━━━━━ Listing ━━━━━

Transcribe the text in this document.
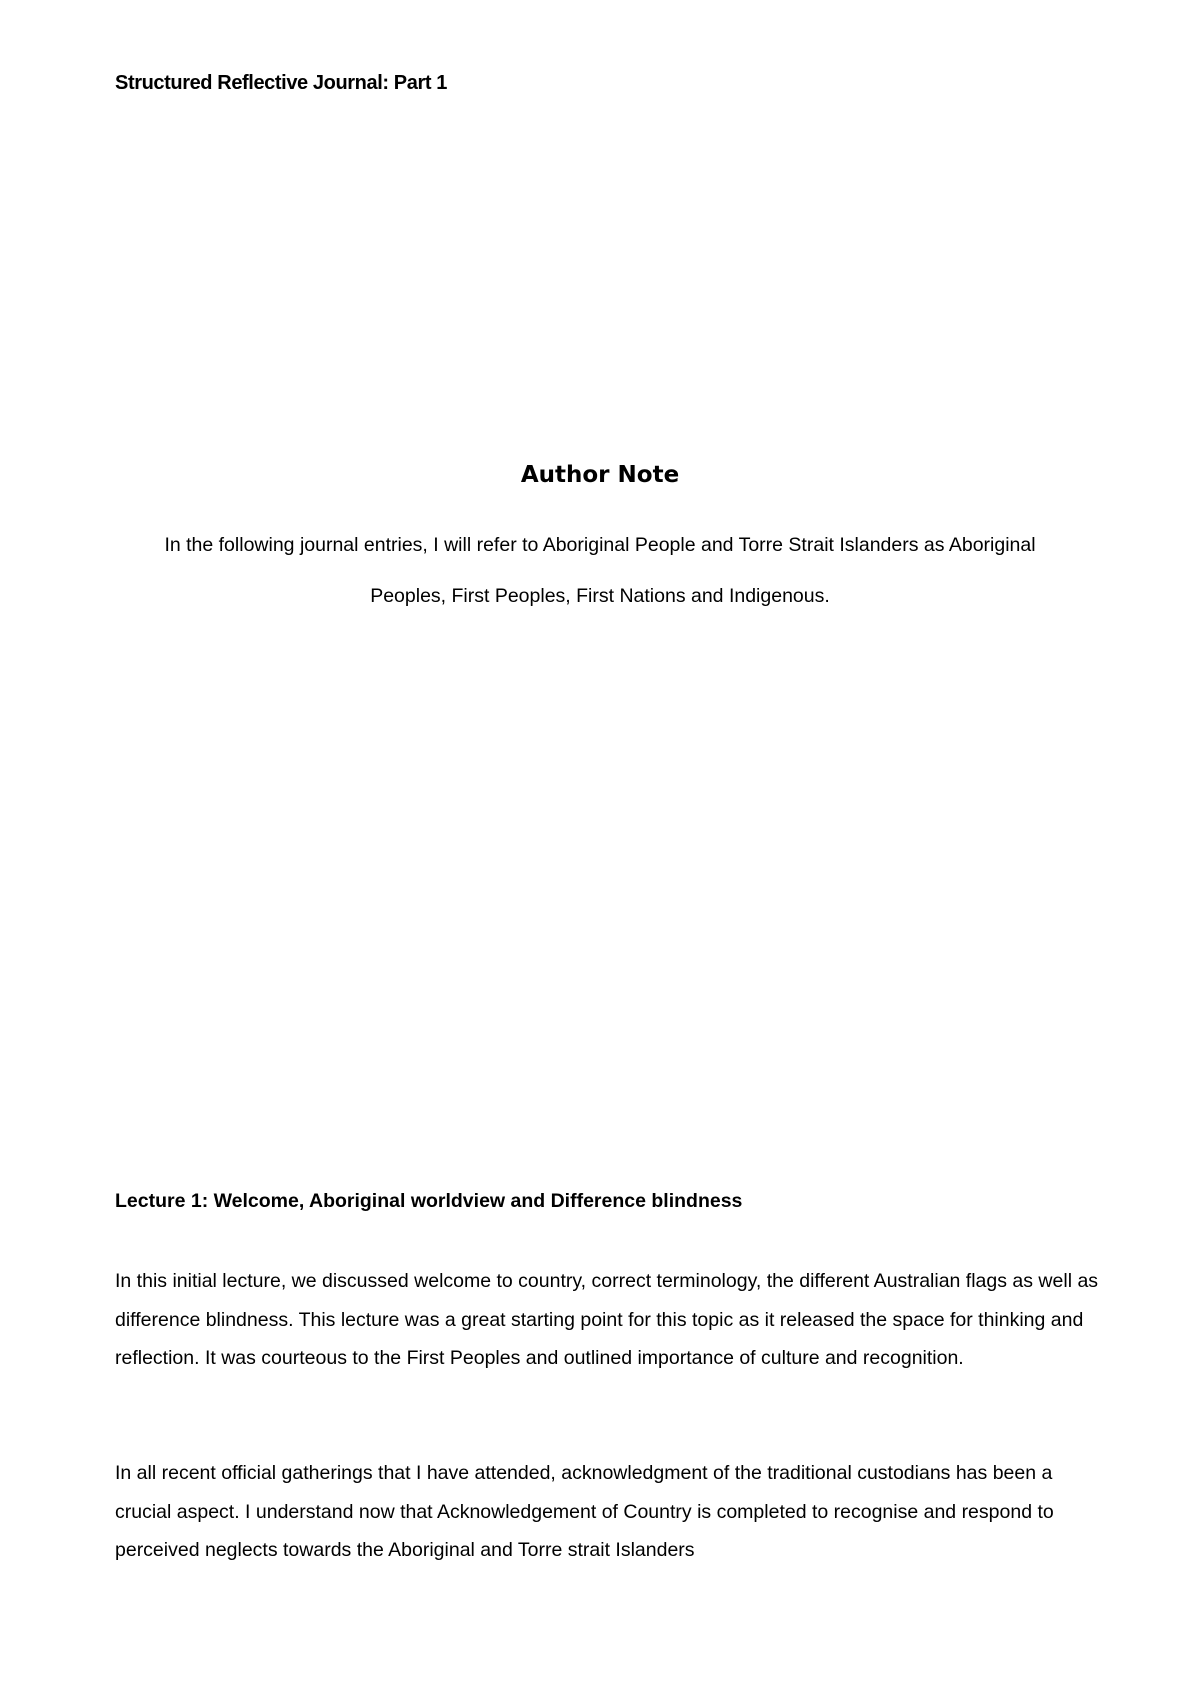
Structured Reflective Journal: Part 1
Author Note

In the following journal entries, I will refer to Aboriginal People and Torre Strait Islanders as Aboriginal Peoples, First Peoples, First Nations and Indigenous.

Lecture 1: Welcome, Aboriginal worldview and Difference blindness

In this initial lecture, we discussed welcome to country, correct terminology, the different Australian flags as well as difference blindness. This lecture was a great starting point for this topic as it released the space for thinking and reflection. It was courteous to the First Peoples and outlined importance of culture and recognition.

In all recent official gatherings that I have attended, acknowledgment of the traditional custodians has been a crucial aspect. I understand now that Acknowledgement of Country is completed to recognise and respond to perceived neglects towards the Aboriginal and Torre strait Islanders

━━━━━

* Brief:
Omit the pictures and output all of the other material exactly.

* The completed task:
Transcribe the text in this document.
Structured Reflective Journal: Part 1
Author Note

In the following journal entries, I will refer to Aboriginal People and Torre Strait Islanders as Aboriginal Peoples, First Peoples, First Nations and Indigenous.

Lecture 1: Welcome, Aboriginal worldview and Difference blindness

In this initial lecture, we discussed welcome to country, correct terminology, the different Australian flags as well as difference blindness. This lecture was a great starting point for this topic as it released the space for thinking and reflection. It was courteous to the First Peoples and outlined importance of culture and recognition.

In all recent official gatherings that I have attended, acknowledgment of the traditional custodians has been a crucial aspect. I understand now that Acknowledgement of Country is completed to recognise and respond to perceived neglects towards the Aboriginal and Torre strait Islanders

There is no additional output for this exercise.